- [The input]:

───

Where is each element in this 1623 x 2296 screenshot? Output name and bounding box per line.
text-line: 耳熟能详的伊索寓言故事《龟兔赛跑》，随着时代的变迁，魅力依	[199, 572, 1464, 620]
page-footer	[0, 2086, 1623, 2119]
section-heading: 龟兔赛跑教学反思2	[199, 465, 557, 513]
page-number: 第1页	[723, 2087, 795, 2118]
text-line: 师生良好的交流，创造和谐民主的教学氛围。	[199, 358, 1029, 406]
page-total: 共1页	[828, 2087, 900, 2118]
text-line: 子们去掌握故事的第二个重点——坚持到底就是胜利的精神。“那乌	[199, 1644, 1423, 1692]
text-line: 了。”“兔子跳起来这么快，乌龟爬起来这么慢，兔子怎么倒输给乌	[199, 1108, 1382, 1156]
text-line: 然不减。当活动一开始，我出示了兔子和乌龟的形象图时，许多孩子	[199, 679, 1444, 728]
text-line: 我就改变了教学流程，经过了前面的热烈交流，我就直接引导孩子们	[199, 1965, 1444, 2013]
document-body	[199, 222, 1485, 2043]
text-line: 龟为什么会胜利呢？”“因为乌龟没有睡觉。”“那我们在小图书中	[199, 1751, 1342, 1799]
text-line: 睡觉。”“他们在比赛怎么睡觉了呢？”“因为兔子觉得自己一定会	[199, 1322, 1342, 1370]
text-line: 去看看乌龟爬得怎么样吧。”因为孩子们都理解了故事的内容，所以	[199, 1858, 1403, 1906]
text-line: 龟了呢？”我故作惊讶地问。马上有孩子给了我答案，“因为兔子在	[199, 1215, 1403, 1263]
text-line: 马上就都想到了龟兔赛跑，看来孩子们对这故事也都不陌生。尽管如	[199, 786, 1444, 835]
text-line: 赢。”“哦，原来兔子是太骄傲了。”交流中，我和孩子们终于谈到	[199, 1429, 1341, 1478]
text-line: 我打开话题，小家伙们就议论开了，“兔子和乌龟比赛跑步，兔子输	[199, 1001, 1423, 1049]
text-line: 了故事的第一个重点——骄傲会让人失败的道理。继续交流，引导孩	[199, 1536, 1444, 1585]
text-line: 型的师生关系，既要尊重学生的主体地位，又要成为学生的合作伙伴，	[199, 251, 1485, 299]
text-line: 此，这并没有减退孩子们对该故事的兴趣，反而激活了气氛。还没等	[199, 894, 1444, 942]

───

- [The problem]: Retype all of the items above character for character, without altering any text, punctuation, or bounding-box values.

- [Solution]:
Where is each element in this 1623 x 2296 screenshot? Output name and bounding box per line.
text-line: 耳熟能详的伊索寓言故事《龟兔赛跑》，随着时代的变迁，魅力依	[199, 572, 1464, 620]
page-footer	[0, 2086, 1623, 2119]
section-heading: 龟兔赛跑教学反思2	[199, 465, 557, 513]
page-number: 第1页	[723, 2087, 795, 2118]
text-line: 师生良好的交流，创造和谐民主的教学氛围。	[199, 358, 1029, 406]
page-total: 共1页	[828, 2087, 900, 2118]
text-line: 子们去掌握故事的第二个重点——坚持到底就是胜利的精神。“那乌	[199, 1644, 1423, 1692]
text-line: 了。”“兔子跳起来这么快，乌龟爬起来这么慢，兔子怎么倒输给乌	[199, 1108, 1382, 1156]
text-line: 然不减。当活动一开始，我出示了兔子和乌龟的形象图时，许多孩子	[199, 679, 1444, 728]
text-line: 我就改变了教学流程，经过了前面的热烈交流，我就直接引导孩子们	[199, 1965, 1444, 2013]
document-body	[199, 222, 1485, 2043]
text-line: 龟为什么会胜利呢？”“因为乌龟没有睡觉。”“那我们在小图书中	[199, 1751, 1342, 1799]
text-line: 睡觉。”“他们在比赛怎么睡觉了呢？”“因为兔子觉得自己一定会	[199, 1322, 1342, 1370]
text-line: 去看看乌龟爬得怎么样吧。”因为孩子们都理解了故事的内容，所以	[199, 1858, 1403, 1906]
text-line: 龟了呢？”我故作惊讶地问。马上有孩子给了我答案，“因为兔子在	[199, 1215, 1403, 1263]
text-line: 马上就都想到了龟兔赛跑，看来孩子们对这故事也都不陌生。尽管如	[199, 786, 1444, 835]
text-line: 赢。”“哦，原来兔子是太骄傲了。”交流中，我和孩子们终于谈到	[199, 1429, 1341, 1478]
text-line: 我打开话题，小家伙们就议论开了，“兔子和乌龟比赛跑步，兔子输	[199, 1001, 1423, 1049]
text-line: 了故事的第一个重点——骄傲会让人失败的道理。继续交流，引导孩	[199, 1536, 1444, 1585]
text-line: 型的师生关系，既要尊重学生的主体地位，又要成为学生的合作伙伴，	[199, 251, 1485, 299]
text-line: 此，这并没有减退孩子们对该故事的兴趣，反而激活了气氛。还没等	[199, 894, 1444, 942]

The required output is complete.